[What you are asked to do]
Determine which lines of the records include the word "가족간호과정을", and copy them.

[Dataset extract]
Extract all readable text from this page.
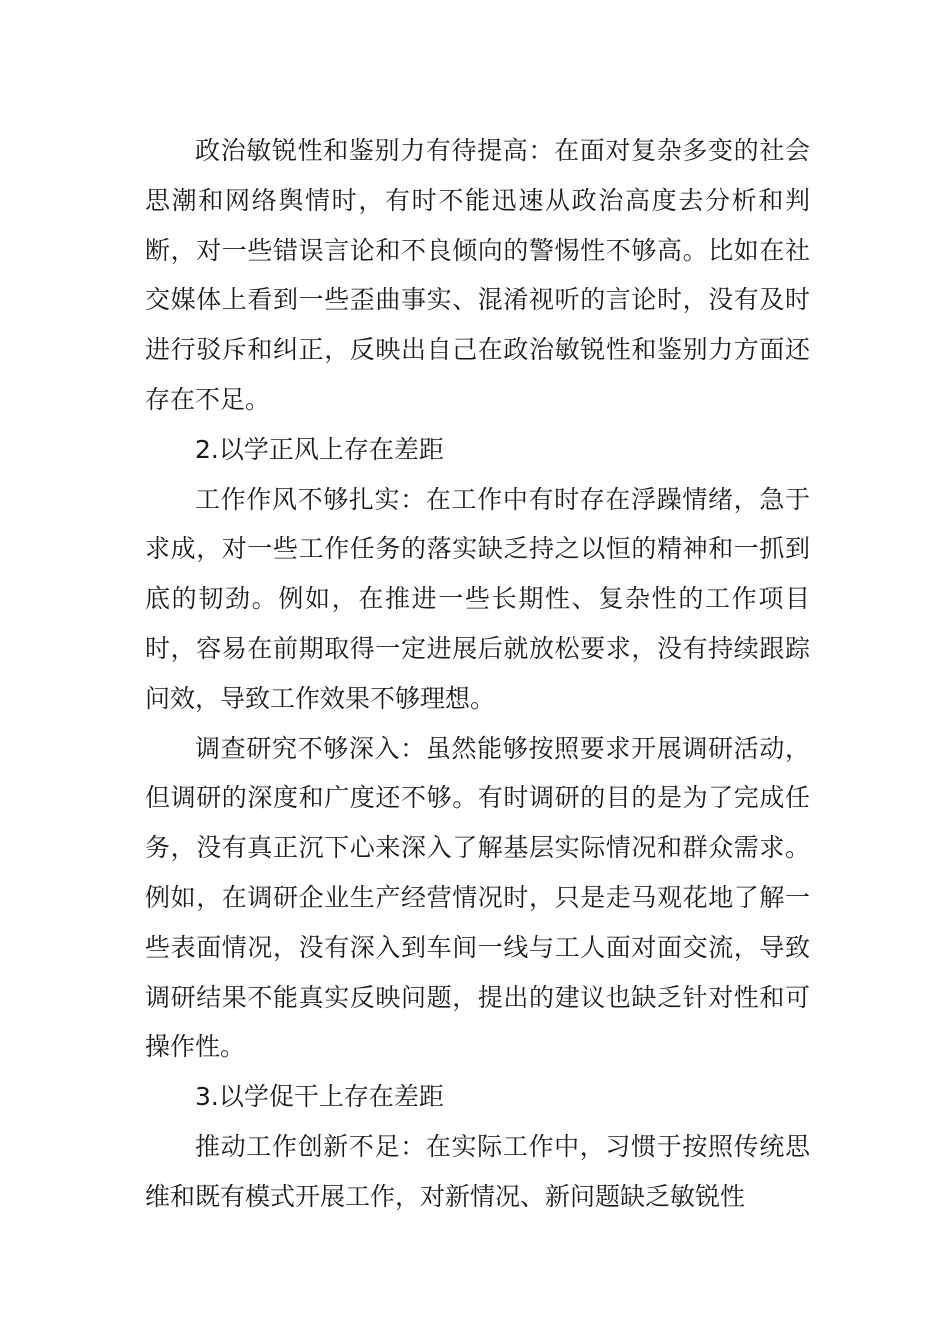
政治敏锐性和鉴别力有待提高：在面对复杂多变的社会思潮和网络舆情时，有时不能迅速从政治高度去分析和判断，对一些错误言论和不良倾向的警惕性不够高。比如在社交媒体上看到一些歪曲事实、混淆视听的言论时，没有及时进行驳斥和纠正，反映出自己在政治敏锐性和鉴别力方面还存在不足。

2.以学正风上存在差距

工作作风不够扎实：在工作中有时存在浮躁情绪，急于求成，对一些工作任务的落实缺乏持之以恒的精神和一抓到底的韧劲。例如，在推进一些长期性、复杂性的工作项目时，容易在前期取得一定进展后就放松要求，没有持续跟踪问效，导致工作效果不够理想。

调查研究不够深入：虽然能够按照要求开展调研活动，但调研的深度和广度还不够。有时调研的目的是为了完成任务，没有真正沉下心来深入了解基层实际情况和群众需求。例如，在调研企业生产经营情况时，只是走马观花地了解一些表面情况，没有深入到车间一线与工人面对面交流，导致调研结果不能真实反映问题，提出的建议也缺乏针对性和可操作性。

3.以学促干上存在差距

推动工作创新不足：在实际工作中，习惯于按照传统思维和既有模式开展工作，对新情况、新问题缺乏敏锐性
---
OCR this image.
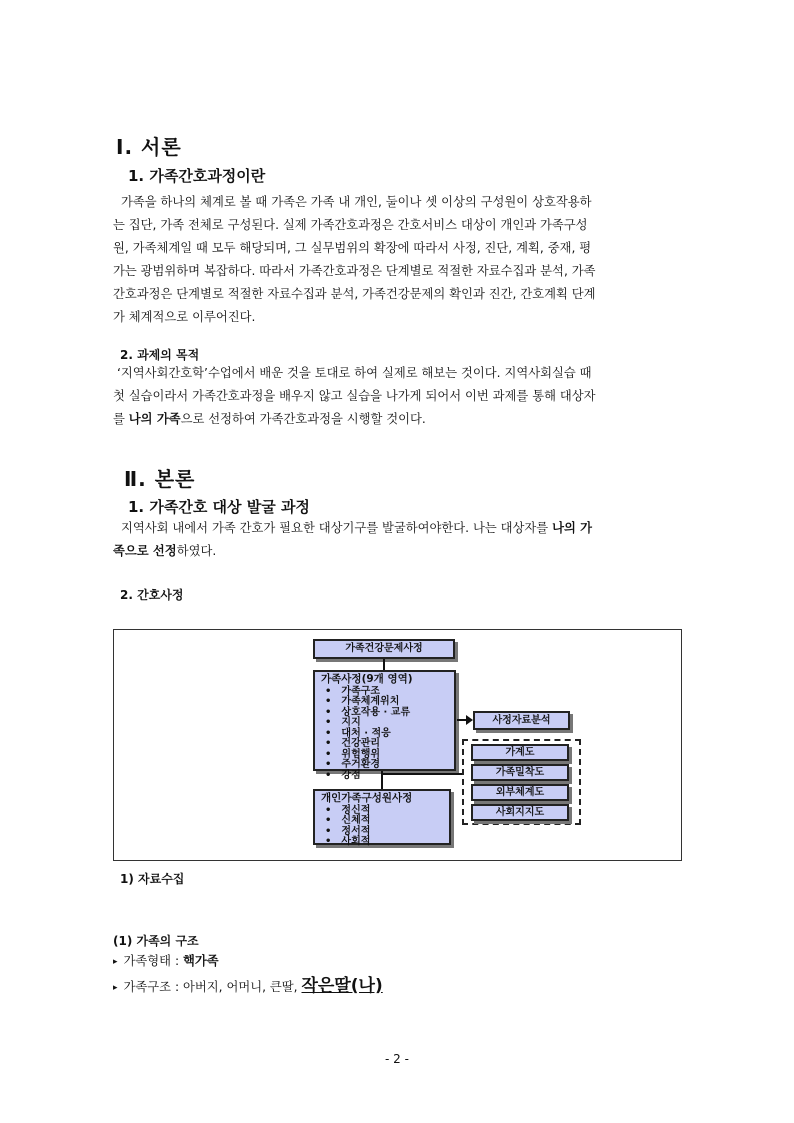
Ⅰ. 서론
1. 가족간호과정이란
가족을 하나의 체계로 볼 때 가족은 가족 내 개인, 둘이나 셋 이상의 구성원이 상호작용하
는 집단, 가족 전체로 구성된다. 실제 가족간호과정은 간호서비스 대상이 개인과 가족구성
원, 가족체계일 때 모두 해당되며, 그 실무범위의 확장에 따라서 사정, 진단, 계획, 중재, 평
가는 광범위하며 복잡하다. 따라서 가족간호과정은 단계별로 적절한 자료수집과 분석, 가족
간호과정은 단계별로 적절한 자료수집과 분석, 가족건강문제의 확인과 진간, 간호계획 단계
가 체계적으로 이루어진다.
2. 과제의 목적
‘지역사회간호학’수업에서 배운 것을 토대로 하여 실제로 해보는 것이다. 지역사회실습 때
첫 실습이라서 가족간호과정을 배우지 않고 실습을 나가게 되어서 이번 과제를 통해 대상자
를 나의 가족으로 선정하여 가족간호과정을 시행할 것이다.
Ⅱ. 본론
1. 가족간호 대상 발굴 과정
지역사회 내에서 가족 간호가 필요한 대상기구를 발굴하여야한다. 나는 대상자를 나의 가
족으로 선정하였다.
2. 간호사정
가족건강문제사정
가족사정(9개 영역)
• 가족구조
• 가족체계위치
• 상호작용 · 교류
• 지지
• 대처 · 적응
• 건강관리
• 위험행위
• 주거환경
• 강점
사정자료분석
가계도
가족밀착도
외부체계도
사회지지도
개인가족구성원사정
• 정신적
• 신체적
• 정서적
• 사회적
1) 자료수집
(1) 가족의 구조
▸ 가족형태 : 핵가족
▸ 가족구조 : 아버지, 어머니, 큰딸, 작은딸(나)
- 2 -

[Right answer]
첫 실습이라서 가족간호과정을 배우지 않고 실습을 나가게 되어서 이번 과제를 통해 대상자
를 나의 가족으로 선정하여 가족간호과정을 시행할 것이다.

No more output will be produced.